• [Exercise requirements]:
Reproduce without alteration the lines from the one containing "output each element" through the one containing "directory-entry: 10. Eleuterio", inclusive.

• [Supplied data]:
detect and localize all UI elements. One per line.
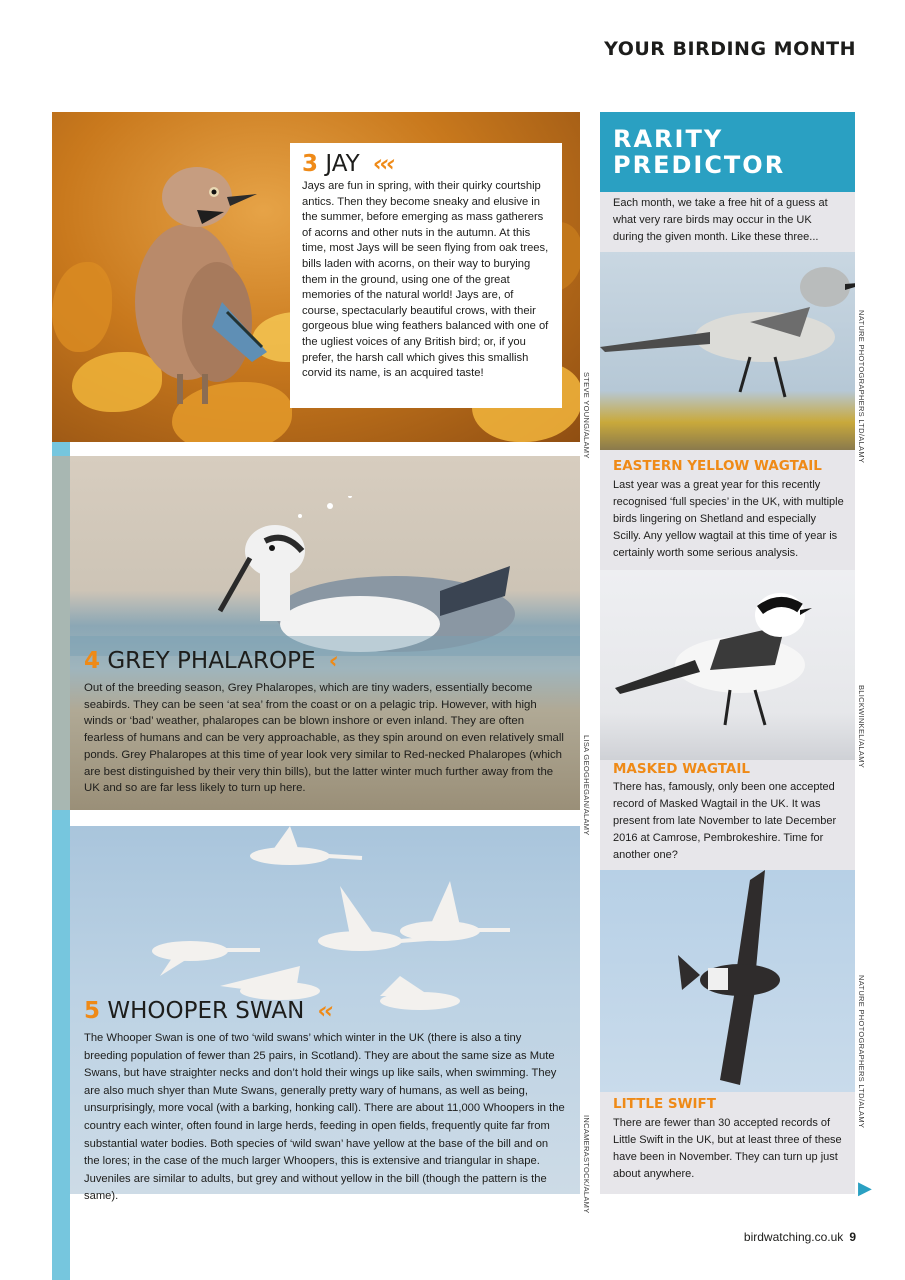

* * *

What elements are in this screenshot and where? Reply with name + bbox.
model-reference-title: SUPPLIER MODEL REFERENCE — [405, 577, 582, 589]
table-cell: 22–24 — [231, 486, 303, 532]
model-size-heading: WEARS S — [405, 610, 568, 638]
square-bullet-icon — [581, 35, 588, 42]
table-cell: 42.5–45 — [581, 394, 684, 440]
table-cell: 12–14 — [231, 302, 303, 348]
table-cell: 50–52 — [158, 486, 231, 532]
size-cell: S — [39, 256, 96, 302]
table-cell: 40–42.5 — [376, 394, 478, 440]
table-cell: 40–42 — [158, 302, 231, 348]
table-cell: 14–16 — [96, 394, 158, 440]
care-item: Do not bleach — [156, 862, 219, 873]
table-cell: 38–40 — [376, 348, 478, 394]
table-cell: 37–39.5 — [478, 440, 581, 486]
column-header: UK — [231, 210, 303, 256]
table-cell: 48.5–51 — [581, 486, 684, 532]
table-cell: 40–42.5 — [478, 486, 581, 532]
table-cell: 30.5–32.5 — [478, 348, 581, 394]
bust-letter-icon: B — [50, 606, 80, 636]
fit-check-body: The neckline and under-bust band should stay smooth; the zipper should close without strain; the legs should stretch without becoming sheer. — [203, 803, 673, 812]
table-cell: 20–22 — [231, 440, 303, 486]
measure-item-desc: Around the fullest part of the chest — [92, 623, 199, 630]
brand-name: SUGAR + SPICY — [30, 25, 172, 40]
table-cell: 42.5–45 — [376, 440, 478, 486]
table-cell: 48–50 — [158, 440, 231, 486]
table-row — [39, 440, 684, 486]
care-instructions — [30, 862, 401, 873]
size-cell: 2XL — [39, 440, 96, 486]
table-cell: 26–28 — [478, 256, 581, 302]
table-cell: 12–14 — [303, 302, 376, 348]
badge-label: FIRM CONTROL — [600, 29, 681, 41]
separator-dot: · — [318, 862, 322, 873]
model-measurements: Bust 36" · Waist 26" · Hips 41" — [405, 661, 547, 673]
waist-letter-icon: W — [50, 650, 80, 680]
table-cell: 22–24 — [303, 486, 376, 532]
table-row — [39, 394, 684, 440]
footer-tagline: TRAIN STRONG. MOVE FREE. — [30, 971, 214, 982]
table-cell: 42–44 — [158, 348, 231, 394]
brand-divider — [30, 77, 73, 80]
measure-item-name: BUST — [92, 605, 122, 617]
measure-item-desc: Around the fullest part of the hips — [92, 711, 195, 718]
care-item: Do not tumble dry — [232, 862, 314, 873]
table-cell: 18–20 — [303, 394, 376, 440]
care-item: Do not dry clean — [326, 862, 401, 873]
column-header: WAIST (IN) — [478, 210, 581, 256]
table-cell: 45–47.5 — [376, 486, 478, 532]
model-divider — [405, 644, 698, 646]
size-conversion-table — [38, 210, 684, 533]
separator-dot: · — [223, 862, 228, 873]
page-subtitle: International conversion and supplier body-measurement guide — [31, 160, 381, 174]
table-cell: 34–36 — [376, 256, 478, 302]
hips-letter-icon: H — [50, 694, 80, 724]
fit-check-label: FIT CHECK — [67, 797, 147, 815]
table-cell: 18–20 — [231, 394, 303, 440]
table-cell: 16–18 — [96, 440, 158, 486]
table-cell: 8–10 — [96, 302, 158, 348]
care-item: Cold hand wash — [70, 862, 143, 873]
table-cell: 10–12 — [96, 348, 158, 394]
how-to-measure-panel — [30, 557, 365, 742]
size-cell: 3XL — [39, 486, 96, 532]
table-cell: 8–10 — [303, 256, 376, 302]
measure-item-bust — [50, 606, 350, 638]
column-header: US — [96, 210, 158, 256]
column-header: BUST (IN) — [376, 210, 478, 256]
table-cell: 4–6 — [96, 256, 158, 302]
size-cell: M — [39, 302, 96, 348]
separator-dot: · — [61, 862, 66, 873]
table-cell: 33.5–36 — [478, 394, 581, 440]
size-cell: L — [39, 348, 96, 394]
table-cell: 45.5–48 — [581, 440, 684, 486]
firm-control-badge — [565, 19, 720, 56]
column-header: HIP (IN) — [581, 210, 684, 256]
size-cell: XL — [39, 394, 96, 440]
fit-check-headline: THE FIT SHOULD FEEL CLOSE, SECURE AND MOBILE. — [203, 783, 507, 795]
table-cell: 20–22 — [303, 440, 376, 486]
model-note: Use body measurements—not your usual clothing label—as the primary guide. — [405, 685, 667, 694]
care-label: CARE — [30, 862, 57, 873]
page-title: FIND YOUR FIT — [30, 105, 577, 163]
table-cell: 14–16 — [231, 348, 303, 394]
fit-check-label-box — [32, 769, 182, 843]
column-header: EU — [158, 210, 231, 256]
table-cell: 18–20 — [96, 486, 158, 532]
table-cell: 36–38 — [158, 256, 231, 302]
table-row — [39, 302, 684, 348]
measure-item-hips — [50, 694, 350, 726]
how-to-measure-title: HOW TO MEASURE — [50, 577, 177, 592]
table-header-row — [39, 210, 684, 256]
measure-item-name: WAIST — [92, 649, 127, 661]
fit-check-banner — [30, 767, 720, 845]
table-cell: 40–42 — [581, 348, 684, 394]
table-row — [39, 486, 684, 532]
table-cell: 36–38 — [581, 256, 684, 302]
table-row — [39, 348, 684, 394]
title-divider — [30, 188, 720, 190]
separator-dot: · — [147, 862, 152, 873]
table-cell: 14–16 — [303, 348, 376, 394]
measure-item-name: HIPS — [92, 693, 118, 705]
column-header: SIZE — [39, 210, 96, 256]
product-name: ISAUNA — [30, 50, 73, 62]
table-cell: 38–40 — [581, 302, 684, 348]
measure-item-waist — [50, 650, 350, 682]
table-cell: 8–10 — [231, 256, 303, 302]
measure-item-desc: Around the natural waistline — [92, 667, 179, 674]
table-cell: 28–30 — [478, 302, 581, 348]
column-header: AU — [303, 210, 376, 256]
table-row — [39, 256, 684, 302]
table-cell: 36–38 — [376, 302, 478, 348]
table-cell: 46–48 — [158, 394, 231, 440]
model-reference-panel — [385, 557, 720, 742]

--

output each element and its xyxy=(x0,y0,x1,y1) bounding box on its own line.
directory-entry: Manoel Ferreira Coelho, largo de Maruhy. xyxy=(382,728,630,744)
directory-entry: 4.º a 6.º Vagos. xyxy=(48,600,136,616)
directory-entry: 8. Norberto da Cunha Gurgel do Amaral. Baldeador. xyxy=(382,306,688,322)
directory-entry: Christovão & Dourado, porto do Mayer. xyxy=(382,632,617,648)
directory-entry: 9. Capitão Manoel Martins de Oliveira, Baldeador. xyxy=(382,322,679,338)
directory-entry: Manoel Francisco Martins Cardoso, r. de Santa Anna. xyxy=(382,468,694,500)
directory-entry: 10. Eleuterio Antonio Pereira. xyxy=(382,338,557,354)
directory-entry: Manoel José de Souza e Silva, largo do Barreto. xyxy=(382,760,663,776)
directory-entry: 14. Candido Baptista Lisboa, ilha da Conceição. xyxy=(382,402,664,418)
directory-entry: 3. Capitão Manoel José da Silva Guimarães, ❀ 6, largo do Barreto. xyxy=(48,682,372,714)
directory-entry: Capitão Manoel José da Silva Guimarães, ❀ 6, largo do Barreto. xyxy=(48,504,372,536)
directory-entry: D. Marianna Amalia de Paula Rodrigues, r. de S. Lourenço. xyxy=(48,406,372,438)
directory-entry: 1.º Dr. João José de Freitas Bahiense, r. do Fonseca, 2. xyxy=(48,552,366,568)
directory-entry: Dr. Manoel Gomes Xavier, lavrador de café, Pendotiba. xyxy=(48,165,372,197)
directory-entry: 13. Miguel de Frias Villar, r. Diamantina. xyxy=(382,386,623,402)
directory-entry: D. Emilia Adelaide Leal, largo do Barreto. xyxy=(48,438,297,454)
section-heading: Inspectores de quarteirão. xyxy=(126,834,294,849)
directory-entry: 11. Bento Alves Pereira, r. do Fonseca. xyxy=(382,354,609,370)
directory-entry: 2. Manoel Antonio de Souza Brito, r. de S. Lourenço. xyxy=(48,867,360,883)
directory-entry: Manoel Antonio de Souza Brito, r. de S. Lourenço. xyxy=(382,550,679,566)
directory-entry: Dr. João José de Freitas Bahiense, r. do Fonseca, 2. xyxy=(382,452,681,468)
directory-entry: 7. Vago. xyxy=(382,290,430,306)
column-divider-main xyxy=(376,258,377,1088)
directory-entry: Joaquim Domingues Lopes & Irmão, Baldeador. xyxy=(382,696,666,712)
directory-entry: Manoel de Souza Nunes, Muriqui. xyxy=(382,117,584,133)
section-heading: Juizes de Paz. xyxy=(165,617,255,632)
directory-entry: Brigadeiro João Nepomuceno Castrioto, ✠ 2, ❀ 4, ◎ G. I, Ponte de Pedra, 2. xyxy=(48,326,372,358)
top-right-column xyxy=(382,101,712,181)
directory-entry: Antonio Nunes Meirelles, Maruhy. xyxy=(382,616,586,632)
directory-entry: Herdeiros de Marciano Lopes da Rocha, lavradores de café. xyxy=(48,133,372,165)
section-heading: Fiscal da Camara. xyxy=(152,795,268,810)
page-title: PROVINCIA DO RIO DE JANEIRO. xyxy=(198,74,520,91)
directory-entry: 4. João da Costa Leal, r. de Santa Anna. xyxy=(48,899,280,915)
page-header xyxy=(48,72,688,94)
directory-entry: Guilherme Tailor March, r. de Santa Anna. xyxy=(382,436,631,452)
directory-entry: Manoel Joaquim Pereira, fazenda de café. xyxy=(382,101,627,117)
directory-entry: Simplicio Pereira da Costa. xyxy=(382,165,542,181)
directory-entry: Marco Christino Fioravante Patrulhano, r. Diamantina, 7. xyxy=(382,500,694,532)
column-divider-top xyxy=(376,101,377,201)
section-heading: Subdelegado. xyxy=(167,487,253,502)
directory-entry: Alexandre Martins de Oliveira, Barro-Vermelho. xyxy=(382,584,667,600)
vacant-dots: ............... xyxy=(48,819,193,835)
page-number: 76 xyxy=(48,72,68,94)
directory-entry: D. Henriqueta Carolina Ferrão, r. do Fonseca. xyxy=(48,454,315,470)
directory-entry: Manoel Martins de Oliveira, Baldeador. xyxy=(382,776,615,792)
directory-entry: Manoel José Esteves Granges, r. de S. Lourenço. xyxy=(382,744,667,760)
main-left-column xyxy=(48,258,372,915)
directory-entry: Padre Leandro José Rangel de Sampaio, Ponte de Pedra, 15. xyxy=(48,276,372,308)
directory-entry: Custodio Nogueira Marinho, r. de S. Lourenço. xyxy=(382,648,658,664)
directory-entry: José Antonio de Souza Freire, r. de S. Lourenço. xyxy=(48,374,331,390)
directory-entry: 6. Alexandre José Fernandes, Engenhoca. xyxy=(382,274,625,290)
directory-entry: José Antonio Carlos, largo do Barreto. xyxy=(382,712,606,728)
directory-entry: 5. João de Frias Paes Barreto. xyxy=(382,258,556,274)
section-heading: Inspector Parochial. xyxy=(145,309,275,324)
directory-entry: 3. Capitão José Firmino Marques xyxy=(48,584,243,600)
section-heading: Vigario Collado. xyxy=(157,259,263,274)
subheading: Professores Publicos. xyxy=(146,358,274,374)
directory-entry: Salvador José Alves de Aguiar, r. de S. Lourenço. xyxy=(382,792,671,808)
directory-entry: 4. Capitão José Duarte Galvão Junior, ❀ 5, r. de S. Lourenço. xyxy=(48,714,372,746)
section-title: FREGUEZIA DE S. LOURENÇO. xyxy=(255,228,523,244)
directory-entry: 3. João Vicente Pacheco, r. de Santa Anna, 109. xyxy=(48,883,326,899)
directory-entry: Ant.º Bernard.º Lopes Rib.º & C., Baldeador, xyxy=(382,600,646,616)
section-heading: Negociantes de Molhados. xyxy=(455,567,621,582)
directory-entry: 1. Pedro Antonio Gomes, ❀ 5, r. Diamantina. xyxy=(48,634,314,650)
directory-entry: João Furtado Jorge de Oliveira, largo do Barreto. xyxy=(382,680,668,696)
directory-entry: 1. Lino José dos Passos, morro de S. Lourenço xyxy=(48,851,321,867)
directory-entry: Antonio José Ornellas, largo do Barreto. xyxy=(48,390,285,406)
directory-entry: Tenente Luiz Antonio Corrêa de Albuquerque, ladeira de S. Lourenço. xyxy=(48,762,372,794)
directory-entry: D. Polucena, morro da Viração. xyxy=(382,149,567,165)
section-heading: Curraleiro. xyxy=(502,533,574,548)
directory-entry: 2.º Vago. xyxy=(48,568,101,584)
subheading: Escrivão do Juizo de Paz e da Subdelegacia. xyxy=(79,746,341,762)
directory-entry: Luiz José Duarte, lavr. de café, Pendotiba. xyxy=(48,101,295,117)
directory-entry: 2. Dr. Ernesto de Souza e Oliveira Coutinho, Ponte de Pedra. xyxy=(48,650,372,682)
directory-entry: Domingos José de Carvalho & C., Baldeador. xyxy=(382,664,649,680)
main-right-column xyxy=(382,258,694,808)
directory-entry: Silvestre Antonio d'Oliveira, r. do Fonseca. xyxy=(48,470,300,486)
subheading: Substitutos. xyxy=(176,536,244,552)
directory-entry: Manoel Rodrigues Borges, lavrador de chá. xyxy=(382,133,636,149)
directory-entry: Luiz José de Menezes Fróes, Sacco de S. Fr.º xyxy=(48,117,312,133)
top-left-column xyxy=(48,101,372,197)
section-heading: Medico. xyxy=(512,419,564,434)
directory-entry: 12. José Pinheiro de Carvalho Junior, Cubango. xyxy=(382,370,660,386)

• [Correct output]:
output each element and its xyxy=(x0,y0,x1,y1) bounding box on its own line.
directory-entry: Manoel Ferreira Coelho, largo de Maruhy. xyxy=(382,728,630,744)
directory-entry: 4.º a 6.º Vagos. xyxy=(48,600,136,616)
directory-entry: 8. Norberto da Cunha Gurgel do Amaral. Baldeador. xyxy=(382,306,688,322)
directory-entry: Christovão & Dourado, porto do Mayer. xyxy=(382,632,617,648)
directory-entry: 9. Capitão Manoel Martins de Oliveira, Baldeador. xyxy=(382,322,679,338)
directory-entry: Manoel Francisco Martins Cardoso, r. de Santa Anna. xyxy=(382,468,694,500)
directory-entry: 10. Eleuterio Antonio Pereira. xyxy=(382,338,557,354)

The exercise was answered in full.